#### [DIRECTIVE]
Where a line in the listing contains the string "Comprehension", copy that line out.

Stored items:
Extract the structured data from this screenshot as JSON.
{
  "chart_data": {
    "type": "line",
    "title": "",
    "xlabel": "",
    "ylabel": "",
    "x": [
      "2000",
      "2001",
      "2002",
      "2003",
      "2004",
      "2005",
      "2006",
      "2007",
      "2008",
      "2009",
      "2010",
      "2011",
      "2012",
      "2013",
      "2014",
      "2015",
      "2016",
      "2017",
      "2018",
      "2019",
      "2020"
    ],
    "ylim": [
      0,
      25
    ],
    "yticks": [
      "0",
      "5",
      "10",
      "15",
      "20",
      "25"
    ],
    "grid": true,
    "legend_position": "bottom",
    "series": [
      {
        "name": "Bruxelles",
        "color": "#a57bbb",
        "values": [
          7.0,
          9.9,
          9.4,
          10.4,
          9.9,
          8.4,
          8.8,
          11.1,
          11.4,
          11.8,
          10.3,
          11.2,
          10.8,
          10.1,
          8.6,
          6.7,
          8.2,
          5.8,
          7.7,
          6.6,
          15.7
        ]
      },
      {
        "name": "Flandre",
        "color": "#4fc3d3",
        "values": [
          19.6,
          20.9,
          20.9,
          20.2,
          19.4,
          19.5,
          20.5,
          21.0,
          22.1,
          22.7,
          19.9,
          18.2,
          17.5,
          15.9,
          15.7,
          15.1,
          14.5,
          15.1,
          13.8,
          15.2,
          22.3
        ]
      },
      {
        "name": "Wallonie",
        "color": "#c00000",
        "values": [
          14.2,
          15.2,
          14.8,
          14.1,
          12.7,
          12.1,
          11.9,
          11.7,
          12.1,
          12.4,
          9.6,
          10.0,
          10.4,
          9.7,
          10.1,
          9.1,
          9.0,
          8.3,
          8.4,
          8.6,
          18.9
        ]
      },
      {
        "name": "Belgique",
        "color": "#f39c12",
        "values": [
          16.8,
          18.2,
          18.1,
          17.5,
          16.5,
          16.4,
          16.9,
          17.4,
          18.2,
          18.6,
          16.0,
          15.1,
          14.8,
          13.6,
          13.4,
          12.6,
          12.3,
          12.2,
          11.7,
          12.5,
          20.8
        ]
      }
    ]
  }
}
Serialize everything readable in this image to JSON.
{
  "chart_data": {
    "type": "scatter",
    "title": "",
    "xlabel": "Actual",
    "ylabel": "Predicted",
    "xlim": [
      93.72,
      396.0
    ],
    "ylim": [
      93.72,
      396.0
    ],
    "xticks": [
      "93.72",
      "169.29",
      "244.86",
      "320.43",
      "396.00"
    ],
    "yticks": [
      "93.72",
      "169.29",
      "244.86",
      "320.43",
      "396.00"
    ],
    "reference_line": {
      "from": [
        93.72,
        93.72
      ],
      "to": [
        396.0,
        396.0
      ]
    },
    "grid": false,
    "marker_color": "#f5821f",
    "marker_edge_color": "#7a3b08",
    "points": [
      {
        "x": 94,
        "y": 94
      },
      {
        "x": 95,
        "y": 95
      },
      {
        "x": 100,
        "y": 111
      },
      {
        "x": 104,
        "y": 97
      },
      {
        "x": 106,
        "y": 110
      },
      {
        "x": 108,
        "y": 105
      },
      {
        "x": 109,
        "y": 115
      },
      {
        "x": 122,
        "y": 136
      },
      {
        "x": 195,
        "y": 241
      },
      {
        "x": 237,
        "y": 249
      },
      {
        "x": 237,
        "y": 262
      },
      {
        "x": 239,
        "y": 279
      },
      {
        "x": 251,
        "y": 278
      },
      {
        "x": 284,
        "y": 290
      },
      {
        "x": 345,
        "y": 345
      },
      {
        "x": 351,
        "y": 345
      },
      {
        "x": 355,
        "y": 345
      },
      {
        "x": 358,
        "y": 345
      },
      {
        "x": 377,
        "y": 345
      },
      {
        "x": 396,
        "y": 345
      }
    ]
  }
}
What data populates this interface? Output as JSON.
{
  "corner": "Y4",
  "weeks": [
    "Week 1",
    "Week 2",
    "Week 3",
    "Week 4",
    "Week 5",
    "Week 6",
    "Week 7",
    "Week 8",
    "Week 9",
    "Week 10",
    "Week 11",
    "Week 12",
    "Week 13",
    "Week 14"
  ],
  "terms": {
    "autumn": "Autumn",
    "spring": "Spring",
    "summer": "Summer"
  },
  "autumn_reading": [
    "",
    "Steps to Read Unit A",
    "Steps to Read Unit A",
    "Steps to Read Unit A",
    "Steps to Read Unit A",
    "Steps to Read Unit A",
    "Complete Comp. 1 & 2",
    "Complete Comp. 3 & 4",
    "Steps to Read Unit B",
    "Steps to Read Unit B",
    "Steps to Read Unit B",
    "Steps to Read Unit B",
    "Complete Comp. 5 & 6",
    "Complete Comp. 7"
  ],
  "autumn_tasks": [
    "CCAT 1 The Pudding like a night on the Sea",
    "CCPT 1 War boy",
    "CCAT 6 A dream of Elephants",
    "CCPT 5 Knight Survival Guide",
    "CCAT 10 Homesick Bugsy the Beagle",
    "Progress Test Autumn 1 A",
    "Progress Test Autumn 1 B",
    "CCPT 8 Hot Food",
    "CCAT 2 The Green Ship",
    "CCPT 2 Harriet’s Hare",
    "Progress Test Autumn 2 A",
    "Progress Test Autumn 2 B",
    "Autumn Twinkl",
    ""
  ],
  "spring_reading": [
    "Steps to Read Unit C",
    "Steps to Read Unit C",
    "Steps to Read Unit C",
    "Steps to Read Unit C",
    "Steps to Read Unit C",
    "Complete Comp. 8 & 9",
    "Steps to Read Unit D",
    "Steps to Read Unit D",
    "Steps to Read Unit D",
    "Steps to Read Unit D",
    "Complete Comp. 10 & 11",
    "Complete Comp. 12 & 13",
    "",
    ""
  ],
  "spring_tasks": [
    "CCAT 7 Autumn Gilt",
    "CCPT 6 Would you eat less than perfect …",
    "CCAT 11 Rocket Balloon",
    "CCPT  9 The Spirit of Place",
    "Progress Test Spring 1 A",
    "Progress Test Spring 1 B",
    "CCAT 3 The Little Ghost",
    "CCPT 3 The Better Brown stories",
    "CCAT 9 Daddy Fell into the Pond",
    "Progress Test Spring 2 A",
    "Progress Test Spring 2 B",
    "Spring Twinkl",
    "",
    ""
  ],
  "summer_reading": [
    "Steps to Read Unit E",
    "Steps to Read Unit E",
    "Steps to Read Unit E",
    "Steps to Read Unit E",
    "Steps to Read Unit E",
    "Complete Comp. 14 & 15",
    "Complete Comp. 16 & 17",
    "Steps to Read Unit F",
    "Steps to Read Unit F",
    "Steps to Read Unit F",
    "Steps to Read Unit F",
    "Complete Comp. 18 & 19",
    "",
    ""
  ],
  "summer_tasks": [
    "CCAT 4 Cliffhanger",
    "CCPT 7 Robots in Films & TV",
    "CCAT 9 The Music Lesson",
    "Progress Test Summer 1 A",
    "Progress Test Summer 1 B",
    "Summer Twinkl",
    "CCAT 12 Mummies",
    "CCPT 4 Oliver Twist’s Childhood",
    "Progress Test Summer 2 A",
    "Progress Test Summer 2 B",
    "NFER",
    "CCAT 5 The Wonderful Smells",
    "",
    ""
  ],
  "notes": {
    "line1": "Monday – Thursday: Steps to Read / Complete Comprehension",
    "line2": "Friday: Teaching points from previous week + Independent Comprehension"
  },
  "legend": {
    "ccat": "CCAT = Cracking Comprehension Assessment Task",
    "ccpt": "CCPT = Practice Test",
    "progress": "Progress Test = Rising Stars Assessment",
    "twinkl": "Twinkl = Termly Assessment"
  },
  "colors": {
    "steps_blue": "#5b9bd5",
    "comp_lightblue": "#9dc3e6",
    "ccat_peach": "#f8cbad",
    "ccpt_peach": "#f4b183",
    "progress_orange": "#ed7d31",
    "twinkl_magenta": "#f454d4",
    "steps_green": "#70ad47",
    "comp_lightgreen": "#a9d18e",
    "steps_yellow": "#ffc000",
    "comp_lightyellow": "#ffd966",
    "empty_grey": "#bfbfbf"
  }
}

#### [REPLY TO THE TASK]
    "line1": "Monday – Thursday: Steps to Read / Complete Comprehension",
    "line2": "Friday: Teaching points from previous week + Independent Comprehension"
    "ccat": "CCAT = Cracking Comprehension Assessment Task",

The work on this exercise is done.